┌─ 연습용 행

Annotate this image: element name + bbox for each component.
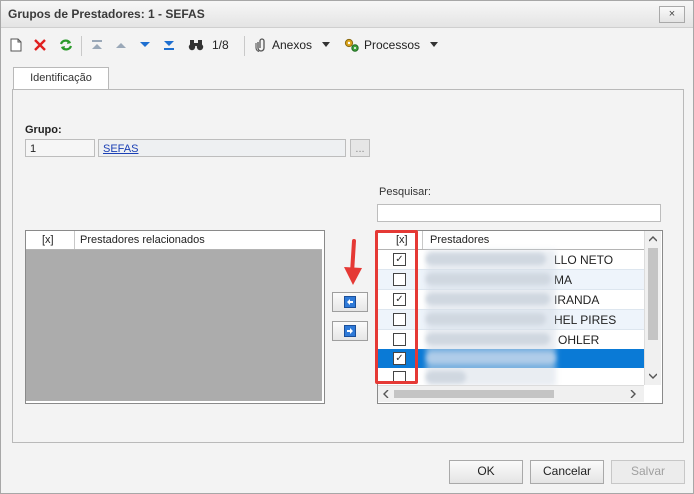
last-record-icon[interactable] <box>162 38 176 52</box>
toolbar-separator <box>244 36 245 56</box>
toolbar-separator <box>81 36 82 56</box>
delete-icon[interactable] <box>33 38 47 52</box>
chevron-left-icon[interactable] <box>383 390 389 398</box>
paperclip-icon <box>255 38 265 52</box>
search-label: Pesquisar: <box>379 186 431 198</box>
chevron-down-icon[interactable] <box>649 373 657 379</box>
chevron-down-icon <box>430 42 438 47</box>
group-lookup-button[interactable]: ... <box>350 139 370 157</box>
dialog-window: Grupos de Prestadores: 1 - SEFAS × 1/8 A… <box>0 0 694 494</box>
scrollbar-thumb[interactable] <box>394 390 554 398</box>
arrow-right-icon <box>344 325 356 337</box>
group-name-link[interactable]: SEFAS <box>103 143 138 155</box>
save-button[interactable]: Salvar <box>611 460 685 484</box>
title-bar: Grupos de Prestadores: 1 - SEFAS × <box>1 1 693 28</box>
close-button[interactable]: × <box>659 6 685 23</box>
grid-header: [x] Prestadores relacionados <box>26 231 322 250</box>
providers-grid: [x] Prestadores ✓ LLO NETO MA ✓ IRANDA H… <box>377 230 663 404</box>
group-name-field[interactable]: SEFAS <box>98 139 346 157</box>
first-record-icon[interactable] <box>90 38 104 52</box>
provider-name: HEL PIRES <box>554 313 617 327</box>
new-document-icon[interactable] <box>9 38 23 52</box>
provider-name: LLO NETO <box>554 253 614 267</box>
provider-name: MA <box>554 273 572 287</box>
provider-name: OHLER <box>558 333 600 347</box>
move-left-button[interactable] <box>332 292 368 312</box>
search-input[interactable] <box>377 204 661 222</box>
previous-record-icon[interactable] <box>114 38 128 52</box>
scrollbar-thumb[interactable] <box>648 248 658 340</box>
related-providers-grid: [x] Prestadores relacionados <box>25 230 325 404</box>
column-header-name[interactable]: Prestadores <box>430 231 489 249</box>
chevron-up-icon[interactable] <box>649 236 657 242</box>
chevron-down-icon <box>322 42 330 47</box>
gears-icon <box>344 38 359 52</box>
highlight-box <box>375 230 418 384</box>
cancel-button[interactable]: Cancelar <box>530 460 604 484</box>
move-right-button[interactable] <box>332 321 368 341</box>
group-label: Grupo: <box>25 124 62 136</box>
arrow-left-icon <box>344 296 356 308</box>
provider-name: IRANDA <box>554 293 600 307</box>
vertical-scrollbar[interactable] <box>644 231 661 385</box>
ok-button[interactable]: OK <box>449 460 523 484</box>
attachments-menu[interactable]: Anexos <box>272 36 312 54</box>
column-header-name[interactable]: Prestadores relacionados <box>80 231 205 249</box>
horizontal-scrollbar[interactable] <box>378 385 644 402</box>
chevron-right-icon[interactable] <box>630 390 636 398</box>
annotation-arrow-icon <box>344 239 362 285</box>
group-code-field[interactable]: 1 <box>25 139 95 157</box>
refresh-icon[interactable] <box>59 38 73 52</box>
binoculars-icon[interactable] <box>188 38 204 52</box>
toolbar: 1/8 Anexos Processos <box>1 28 693 62</box>
record-counter: 1/8 <box>212 38 229 52</box>
empty-grid-area <box>26 250 322 401</box>
processes-menu[interactable]: Processos <box>364 36 420 54</box>
column-header-check[interactable]: [x] <box>42 231 54 249</box>
tab-identificacao[interactable]: Identificação <box>13 67 109 90</box>
next-record-icon[interactable] <box>138 38 152 52</box>
redaction-overlay <box>426 250 556 386</box>
window-title: Grupos de Prestadores: 1 - SEFAS <box>8 7 205 21</box>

└─

위 행 가운데 "toolbar"라는 문자열이 들어 있는 행을 세어 그 수만 쓰세요. 대소문자를 구분합니다.

# 아래 답변
3